▶ **Short exercise**: Where a line in the listing below contains the word "COMEX", copy that line.

** START OF Data records **

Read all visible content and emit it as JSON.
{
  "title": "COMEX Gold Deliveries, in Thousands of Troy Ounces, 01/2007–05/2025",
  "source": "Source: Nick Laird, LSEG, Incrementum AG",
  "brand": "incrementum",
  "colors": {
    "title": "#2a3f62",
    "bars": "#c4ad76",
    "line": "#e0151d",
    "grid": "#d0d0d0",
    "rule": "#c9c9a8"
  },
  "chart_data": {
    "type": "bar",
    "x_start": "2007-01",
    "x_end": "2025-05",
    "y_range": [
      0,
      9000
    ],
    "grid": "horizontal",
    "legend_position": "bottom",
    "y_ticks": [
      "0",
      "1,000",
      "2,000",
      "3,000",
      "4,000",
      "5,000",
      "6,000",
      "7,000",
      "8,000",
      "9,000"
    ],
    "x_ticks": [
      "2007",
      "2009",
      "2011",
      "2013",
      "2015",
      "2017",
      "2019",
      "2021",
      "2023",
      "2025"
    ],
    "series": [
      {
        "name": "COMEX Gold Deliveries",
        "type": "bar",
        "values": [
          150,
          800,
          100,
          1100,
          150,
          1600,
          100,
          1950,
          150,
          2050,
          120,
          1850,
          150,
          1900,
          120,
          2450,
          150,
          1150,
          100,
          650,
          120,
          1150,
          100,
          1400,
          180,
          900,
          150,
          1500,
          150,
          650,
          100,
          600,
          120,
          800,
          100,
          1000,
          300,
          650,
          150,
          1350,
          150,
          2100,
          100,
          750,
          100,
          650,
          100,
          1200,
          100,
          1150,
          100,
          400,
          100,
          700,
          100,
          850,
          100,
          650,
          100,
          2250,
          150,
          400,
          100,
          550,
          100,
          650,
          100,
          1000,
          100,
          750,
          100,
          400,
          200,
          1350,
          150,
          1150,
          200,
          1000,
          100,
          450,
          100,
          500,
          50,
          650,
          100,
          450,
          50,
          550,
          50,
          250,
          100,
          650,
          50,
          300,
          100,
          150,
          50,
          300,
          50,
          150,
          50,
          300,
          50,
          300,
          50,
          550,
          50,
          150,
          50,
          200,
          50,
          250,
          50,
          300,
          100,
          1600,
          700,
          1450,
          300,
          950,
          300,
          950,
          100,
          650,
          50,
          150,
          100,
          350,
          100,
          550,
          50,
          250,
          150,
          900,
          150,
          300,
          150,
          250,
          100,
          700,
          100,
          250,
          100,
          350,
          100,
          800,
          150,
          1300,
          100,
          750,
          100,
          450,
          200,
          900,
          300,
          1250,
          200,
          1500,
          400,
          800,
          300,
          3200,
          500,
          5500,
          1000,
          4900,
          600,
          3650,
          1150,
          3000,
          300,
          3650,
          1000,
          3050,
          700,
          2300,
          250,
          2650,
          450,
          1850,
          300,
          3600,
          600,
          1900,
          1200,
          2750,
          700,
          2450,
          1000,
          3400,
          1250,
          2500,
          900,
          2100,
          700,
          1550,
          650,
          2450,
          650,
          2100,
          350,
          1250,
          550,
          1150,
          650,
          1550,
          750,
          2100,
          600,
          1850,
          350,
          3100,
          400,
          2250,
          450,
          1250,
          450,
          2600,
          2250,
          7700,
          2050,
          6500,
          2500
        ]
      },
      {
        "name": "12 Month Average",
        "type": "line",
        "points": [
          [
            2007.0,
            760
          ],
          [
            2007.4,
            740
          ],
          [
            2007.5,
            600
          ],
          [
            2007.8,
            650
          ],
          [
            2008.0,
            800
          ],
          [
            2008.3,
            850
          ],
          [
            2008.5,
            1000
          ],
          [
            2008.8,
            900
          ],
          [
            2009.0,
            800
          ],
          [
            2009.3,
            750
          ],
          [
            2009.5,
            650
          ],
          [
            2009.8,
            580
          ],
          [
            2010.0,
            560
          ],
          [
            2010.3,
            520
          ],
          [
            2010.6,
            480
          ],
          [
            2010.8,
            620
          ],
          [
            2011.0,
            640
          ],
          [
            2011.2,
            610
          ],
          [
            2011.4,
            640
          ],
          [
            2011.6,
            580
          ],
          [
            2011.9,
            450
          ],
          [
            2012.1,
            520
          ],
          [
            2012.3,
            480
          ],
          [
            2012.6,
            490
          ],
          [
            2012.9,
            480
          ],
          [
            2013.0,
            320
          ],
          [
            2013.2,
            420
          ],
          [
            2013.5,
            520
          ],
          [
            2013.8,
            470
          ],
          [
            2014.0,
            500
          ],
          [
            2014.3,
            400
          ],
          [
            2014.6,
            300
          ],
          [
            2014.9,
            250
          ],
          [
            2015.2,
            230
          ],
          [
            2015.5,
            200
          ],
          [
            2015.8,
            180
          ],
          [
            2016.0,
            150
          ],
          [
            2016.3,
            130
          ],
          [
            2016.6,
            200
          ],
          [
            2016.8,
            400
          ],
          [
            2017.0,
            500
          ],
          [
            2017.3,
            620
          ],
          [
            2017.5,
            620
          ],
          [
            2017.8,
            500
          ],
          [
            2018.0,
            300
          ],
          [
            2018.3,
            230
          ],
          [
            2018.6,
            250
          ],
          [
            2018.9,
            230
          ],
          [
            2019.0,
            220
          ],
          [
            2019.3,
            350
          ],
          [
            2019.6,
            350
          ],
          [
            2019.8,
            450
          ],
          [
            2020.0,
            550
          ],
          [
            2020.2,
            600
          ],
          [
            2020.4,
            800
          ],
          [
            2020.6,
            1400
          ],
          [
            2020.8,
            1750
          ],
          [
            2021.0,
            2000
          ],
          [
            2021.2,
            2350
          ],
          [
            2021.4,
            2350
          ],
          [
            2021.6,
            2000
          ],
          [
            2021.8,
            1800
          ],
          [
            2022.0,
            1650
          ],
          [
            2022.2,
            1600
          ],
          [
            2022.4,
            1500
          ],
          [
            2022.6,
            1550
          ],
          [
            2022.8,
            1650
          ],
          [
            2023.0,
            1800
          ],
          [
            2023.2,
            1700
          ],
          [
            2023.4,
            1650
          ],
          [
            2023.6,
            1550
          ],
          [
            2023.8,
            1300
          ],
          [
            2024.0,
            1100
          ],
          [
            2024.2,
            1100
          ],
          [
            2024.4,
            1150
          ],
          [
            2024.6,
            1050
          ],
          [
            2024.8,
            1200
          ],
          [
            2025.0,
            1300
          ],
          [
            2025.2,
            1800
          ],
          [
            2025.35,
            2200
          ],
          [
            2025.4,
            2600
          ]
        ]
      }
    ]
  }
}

** END OF Data records **

▶ **Response to the task**:
  "title": "COMEX Gold Deliveries, in Thousands of Troy Ounces, 01/2007–05/2025",
        "name": "COMEX Gold Deliveries",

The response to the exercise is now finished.